Goal:
State the number of lines that contain the word "Cutoff", and add nothing else.

Given data:
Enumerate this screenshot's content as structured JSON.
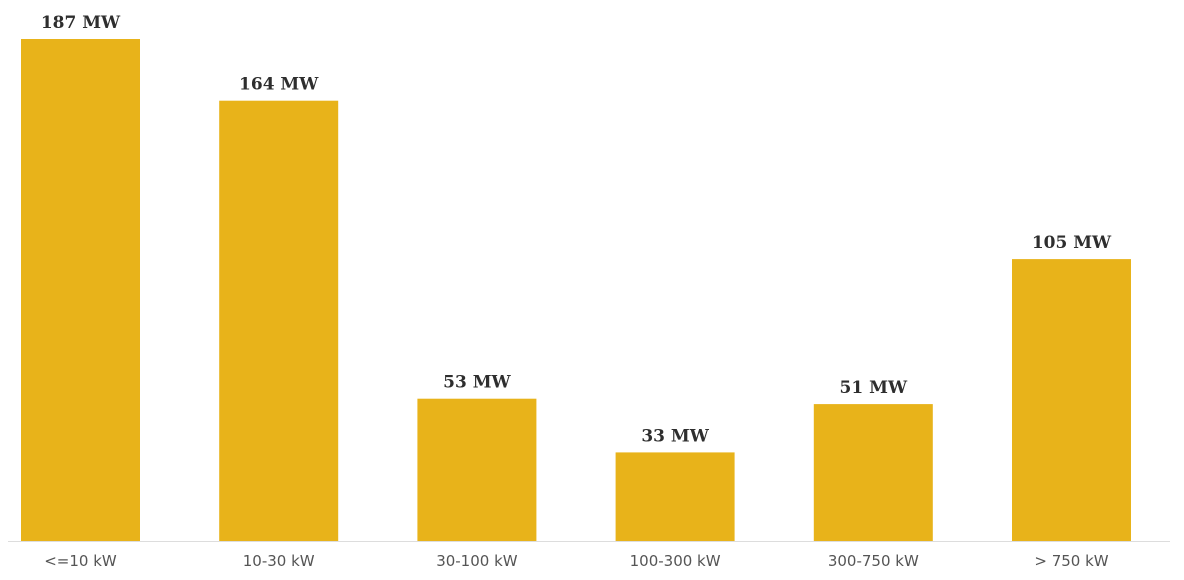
{
  "chart_data": {
    "type": "bar",
    "categories": [
      "<=10 kW",
      "10-30 kW",
      "30-100 kW",
      "100-300 kW",
      "300-750 kW",
      "> 750 kW"
    ],
    "values": [
      187,
      164,
      53,
      33,
      51,
      105
    ],
    "data_labels": [
      "187 MW",
      "164 MW",
      "53 MW",
      "33 MW",
      "51 MW",
      "105 MW"
    ],
    "unit": "MW",
    "title": "",
    "xlabel": "",
    "ylabel": "",
    "ylim": [
      0,
      187
    ],
    "grid": false,
    "legend": "none",
    "bar_color": "#E8B31A",
    "axis_color": "#DDDDDD"
  }
}
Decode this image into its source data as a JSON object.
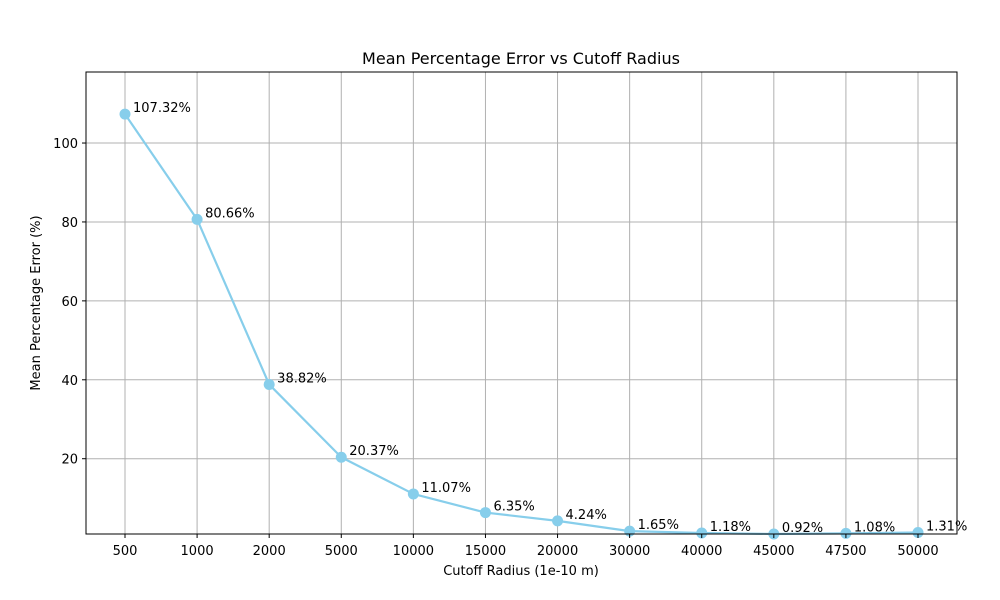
{
  "chart_data": {
    "type": "line",
    "title": "Mean Percentage Error vs Cutoff Radius",
    "xlabel": "Cutoff Radius (1e-10 m)",
    "ylabel": "Mean Percentage Error (%)",
    "categories": [
      "500",
      "1000",
      "2000",
      "5000",
      "10000",
      "15000",
      "20000",
      "30000",
      "40000",
      "45000",
      "47500",
      "50000"
    ],
    "series": [
      {
        "values": [
          107.32,
          80.66,
          38.82,
          20.37,
          11.07,
          6.35,
          4.24,
          1.65,
          1.18,
          0.92,
          1.08,
          1.31
        ],
        "labels": [
          "107.32%",
          "80.66%",
          "38.82%",
          "20.37%",
          "11.07%",
          "6.35%",
          "4.24%",
          "1.65%",
          "1.18%",
          "0.92%",
          "1.08%",
          "1.31%"
        ]
      }
    ],
    "yticks": [
      20,
      40,
      60,
      80,
      100
    ],
    "ylim": [
      0.92,
      118
    ],
    "grid": true,
    "line_color": "#87ceeb"
  }
}
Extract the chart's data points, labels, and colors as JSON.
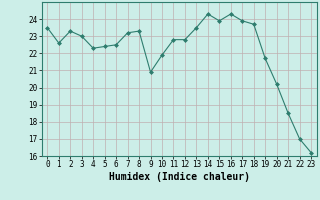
{
  "x": [
    0,
    1,
    2,
    3,
    4,
    5,
    6,
    7,
    8,
    9,
    10,
    11,
    12,
    13,
    14,
    15,
    16,
    17,
    18,
    19,
    20,
    21,
    22,
    23
  ],
  "y": [
    23.5,
    22.6,
    23.3,
    23.0,
    22.3,
    22.4,
    22.5,
    23.2,
    23.3,
    20.9,
    21.9,
    22.8,
    22.8,
    23.5,
    24.3,
    23.9,
    24.3,
    23.9,
    23.7,
    21.7,
    20.2,
    18.5,
    17.0,
    16.2
  ],
  "line_color": "#2e7d6e",
  "marker": "D",
  "marker_size": 2,
  "xlabel": "Humidex (Indice chaleur)",
  "ylim": [
    16,
    25
  ],
  "xlim": [
    -0.5,
    23.5
  ],
  "bg_color": "#cceee8",
  "grid_color": "#c0b0b0",
  "tick_label_fontsize": 5.5,
  "xlabel_fontsize": 7.0
}
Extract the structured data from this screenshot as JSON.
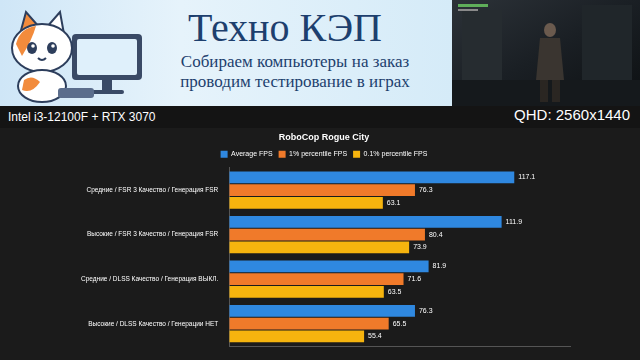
{
  "header": {
    "title": "Техно КЭП",
    "subtitle": [
      "Собираем компьютеры на заказ",
      "проводим тестирование в играх"
    ]
  },
  "system": "Intel i3-12100F + RTX 3070",
  "resolution": "QHD: 2560x1440",
  "chart_data": {
    "type": "bar",
    "title": "RoboCop Rogue City",
    "orientation": "horizontal",
    "categories": [
      "Средние / FSR 3 Качество / Генерация FSR",
      "Высокие / FSR 3 Качество / Генерация FSR",
      "Средние / DLSS Качество / Генерация ВЫКЛ.",
      "Высокие / DLSS Качество / Генерации НЕТ"
    ],
    "series": [
      {
        "name": "Average FPS",
        "color": "#2f88e0",
        "values": [
          117.1,
          111.9,
          81.9,
          76.3
        ]
      },
      {
        "name": "1% percentile FPS",
        "color": "#f07a2a",
        "values": [
          76.3,
          80.4,
          71.6,
          65.5
        ]
      },
      {
        "name": "0.1% percentile FPS",
        "color": "#f6b40e",
        "values": [
          63.1,
          73.9,
          63.5,
          55.4
        ]
      }
    ],
    "xlim": [
      0,
      140
    ],
    "grid": false,
    "legend": "top",
    "data_labels": true,
    "tick_labels": "y"
  }
}
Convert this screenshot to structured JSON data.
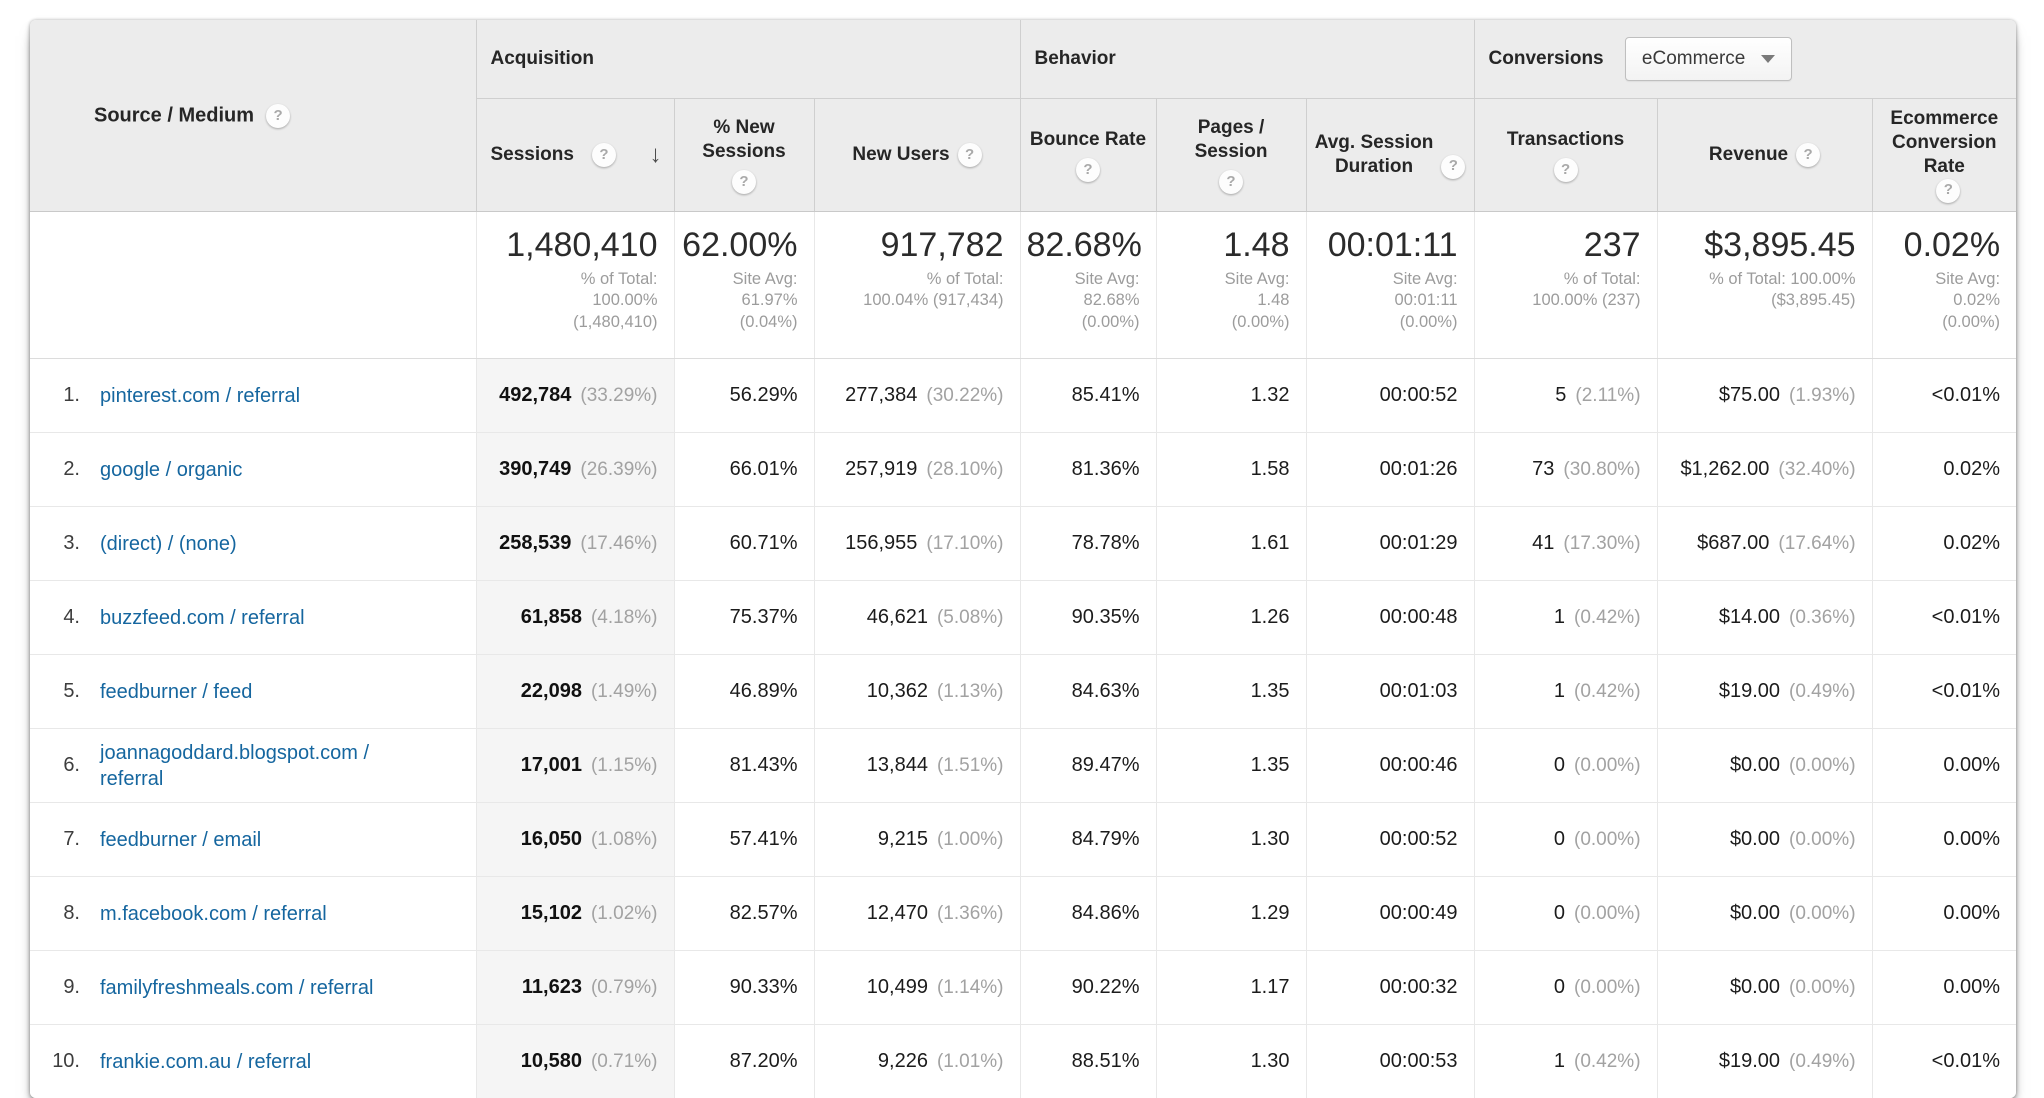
{
  "icons": {
    "help": "?",
    "sort_descending": "↓"
  },
  "colors": {
    "link": "#15669f",
    "header_bg": "#ececec",
    "sorted_column_bg": "#f5f5f5",
    "value_text": "#1b1b1b",
    "muted_text": "#9c9c9c"
  },
  "table": {
    "dimension_header": "Source / Medium",
    "groups": {
      "acquisition": "Acquisition",
      "behavior": "Behavior",
      "conversions": "Conversions"
    },
    "conversions_selector": {
      "selected": "eCommerce"
    },
    "columns": {
      "sessions": {
        "label": "Sessions",
        "sorted": "descending"
      },
      "pct_new_sessions": {
        "lines": [
          "% New",
          "Sessions"
        ]
      },
      "new_users": {
        "label": "New Users"
      },
      "bounce_rate": {
        "label": "Bounce Rate"
      },
      "pages_session": {
        "lines": [
          "Pages /",
          "Session"
        ]
      },
      "avg_session_duration": {
        "lines": [
          "Avg. Session",
          "Duration"
        ]
      },
      "transactions": {
        "label": "Transactions"
      },
      "revenue": {
        "label": "Revenue"
      },
      "ecommerce_conversion_rate": {
        "lines": [
          "Ecommerce",
          "Conversion",
          "Rate"
        ]
      }
    },
    "totals": {
      "sessions": {
        "value": "1,480,410",
        "note_lines": [
          "% of Total:",
          "100.00%",
          "(1,480,410)"
        ]
      },
      "pct_new_sessions": {
        "value": "62.00%",
        "note_lines": [
          "Site Avg:",
          "61.97%",
          "(0.04%)"
        ]
      },
      "new_users": {
        "value": "917,782",
        "note_lines": [
          "% of Total:",
          "100.04% (917,434)"
        ]
      },
      "bounce_rate": {
        "value": "82.68%",
        "note_lines": [
          "Site Avg:",
          "82.68%",
          "(0.00%)"
        ]
      },
      "pages_session": {
        "value": "1.48",
        "note_lines": [
          "Site Avg:",
          "1.48",
          "(0.00%)"
        ]
      },
      "avg_session_duration": {
        "value": "00:01:11",
        "note_lines": [
          "Site Avg:",
          "00:01:11",
          "(0.00%)"
        ]
      },
      "transactions": {
        "value": "237",
        "note_lines": [
          "% of Total:",
          "100.00% (237)"
        ]
      },
      "revenue": {
        "value": "$3,895.45",
        "note_lines": [
          "% of Total: 100.00%",
          "($3,895.45)"
        ]
      },
      "ecommerce_conversion_rate": {
        "value": "0.02%",
        "note_lines": [
          "Site Avg:",
          "0.02%",
          "(0.00%)"
        ]
      }
    },
    "rows": [
      {
        "rank": "1.",
        "source": "pinterest.com / referral",
        "sessions": "492,784",
        "sessions_pct": "(33.29%)",
        "pct_new_sessions": "56.29%",
        "new_users": "277,384",
        "new_users_pct": "(30.22%)",
        "bounce_rate": "85.41%",
        "pages_per_session": "1.32",
        "avg_session_duration": "00:00:52",
        "transactions": "5",
        "transactions_pct": "(2.11%)",
        "revenue": "$75.00",
        "revenue_pct": "(1.93%)",
        "ecommerce_conversion_rate": "<0.01%"
      },
      {
        "rank": "2.",
        "source": "google / organic",
        "sessions": "390,749",
        "sessions_pct": "(26.39%)",
        "pct_new_sessions": "66.01%",
        "new_users": "257,919",
        "new_users_pct": "(28.10%)",
        "bounce_rate": "81.36%",
        "pages_per_session": "1.58",
        "avg_session_duration": "00:01:26",
        "transactions": "73",
        "transactions_pct": "(30.80%)",
        "revenue": "$1,262.00",
        "revenue_pct": "(32.40%)",
        "ecommerce_conversion_rate": "0.02%"
      },
      {
        "rank": "3.",
        "source": "(direct) / (none)",
        "sessions": "258,539",
        "sessions_pct": "(17.46%)",
        "pct_new_sessions": "60.71%",
        "new_users": "156,955",
        "new_users_pct": "(17.10%)",
        "bounce_rate": "78.78%",
        "pages_per_session": "1.61",
        "avg_session_duration": "00:01:29",
        "transactions": "41",
        "transactions_pct": "(17.30%)",
        "revenue": "$687.00",
        "revenue_pct": "(17.64%)",
        "ecommerce_conversion_rate": "0.02%"
      },
      {
        "rank": "4.",
        "source": "buzzfeed.com / referral",
        "sessions": "61,858",
        "sessions_pct": "(4.18%)",
        "pct_new_sessions": "75.37%",
        "new_users": "46,621",
        "new_users_pct": "(5.08%)",
        "bounce_rate": "90.35%",
        "pages_per_session": "1.26",
        "avg_session_duration": "00:00:48",
        "transactions": "1",
        "transactions_pct": "(0.42%)",
        "revenue": "$14.00",
        "revenue_pct": "(0.36%)",
        "ecommerce_conversion_rate": "<0.01%"
      },
      {
        "rank": "5.",
        "source": "feedburner / feed",
        "sessions": "22,098",
        "sessions_pct": "(1.49%)",
        "pct_new_sessions": "46.89%",
        "new_users": "10,362",
        "new_users_pct": "(1.13%)",
        "bounce_rate": "84.63%",
        "pages_per_session": "1.35",
        "avg_session_duration": "00:01:03",
        "transactions": "1",
        "transactions_pct": "(0.42%)",
        "revenue": "$19.00",
        "revenue_pct": "(0.49%)",
        "ecommerce_conversion_rate": "<0.01%"
      },
      {
        "rank": "6.",
        "source": "joannagoddard.blogspot.com / referral",
        "sessions": "17,001",
        "sessions_pct": "(1.15%)",
        "pct_new_sessions": "81.43%",
        "new_users": "13,844",
        "new_users_pct": "(1.51%)",
        "bounce_rate": "89.47%",
        "pages_per_session": "1.35",
        "avg_session_duration": "00:00:46",
        "transactions": "0",
        "transactions_pct": "(0.00%)",
        "revenue": "$0.00",
        "revenue_pct": "(0.00%)",
        "ecommerce_conversion_rate": "0.00%"
      },
      {
        "rank": "7.",
        "source": "feedburner / email",
        "sessions": "16,050",
        "sessions_pct": "(1.08%)",
        "pct_new_sessions": "57.41%",
        "new_users": "9,215",
        "new_users_pct": "(1.00%)",
        "bounce_rate": "84.79%",
        "pages_per_session": "1.30",
        "avg_session_duration": "00:00:52",
        "transactions": "0",
        "transactions_pct": "(0.00%)",
        "revenue": "$0.00",
        "revenue_pct": "(0.00%)",
        "ecommerce_conversion_rate": "0.00%"
      },
      {
        "rank": "8.",
        "source": "m.facebook.com / referral",
        "sessions": "15,102",
        "sessions_pct": "(1.02%)",
        "pct_new_sessions": "82.57%",
        "new_users": "12,470",
        "new_users_pct": "(1.36%)",
        "bounce_rate": "84.86%",
        "pages_per_session": "1.29",
        "avg_session_duration": "00:00:49",
        "transactions": "0",
        "transactions_pct": "(0.00%)",
        "revenue": "$0.00",
        "revenue_pct": "(0.00%)",
        "ecommerce_conversion_rate": "0.00%"
      },
      {
        "rank": "9.",
        "source": "familyfreshmeals.com / referral",
        "sessions": "11,623",
        "sessions_pct": "(0.79%)",
        "pct_new_sessions": "90.33%",
        "new_users": "10,499",
        "new_users_pct": "(1.14%)",
        "bounce_rate": "90.22%",
        "pages_per_session": "1.17",
        "avg_session_duration": "00:00:32",
        "transactions": "0",
        "transactions_pct": "(0.00%)",
        "revenue": "$0.00",
        "revenue_pct": "(0.00%)",
        "ecommerce_conversion_rate": "0.00%"
      },
      {
        "rank": "10.",
        "source": "frankie.com.au / referral",
        "sessions": "10,580",
        "sessions_pct": "(0.71%)",
        "pct_new_sessions": "87.20%",
        "new_users": "9,226",
        "new_users_pct": "(1.01%)",
        "bounce_rate": "88.51%",
        "pages_per_session": "1.30",
        "avg_session_duration": "00:00:53",
        "transactions": "1",
        "transactions_pct": "(0.42%)",
        "revenue": "$19.00",
        "revenue_pct": "(0.49%)",
        "ecommerce_conversion_rate": "<0.01%"
      }
    ]
  }
}
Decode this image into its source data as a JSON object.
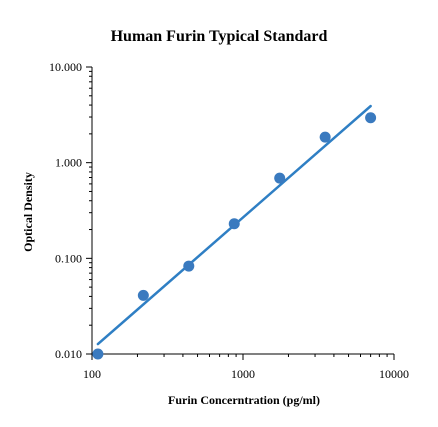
{
  "chart_data": {
    "type": "scatter",
    "title": "Human Furin Typical Standard",
    "xlabel": "Furin Concerntration (pg/ml)",
    "ylabel": "Optical Density",
    "x_scale": "log",
    "y_scale": "log",
    "xlim": [
      100,
      10000
    ],
    "ylim": [
      0.01,
      10
    ],
    "x_ticks": [
      100,
      1000,
      10000
    ],
    "x_tick_labels": [
      "100",
      "1000",
      "10000"
    ],
    "y_ticks": [
      0.01,
      0.1,
      1,
      10
    ],
    "y_tick_labels": [
      "0.010",
      "0.100",
      "1.000",
      "10.000"
    ],
    "grid": false,
    "points_color": "#3a7abf",
    "line_color": "#2f7fc4",
    "series": [
      {
        "x": [
          109.4,
          218.8,
          437.5,
          875,
          1750,
          3500,
          7000
        ],
        "y": [
          0.01,
          0.041,
          0.083,
          0.23,
          0.69,
          1.85,
          2.95
        ]
      }
    ],
    "trendline": {
      "x": [
        109.4,
        7000
      ],
      "y": [
        0.0127,
        3.9
      ]
    }
  }
}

Final answer:
2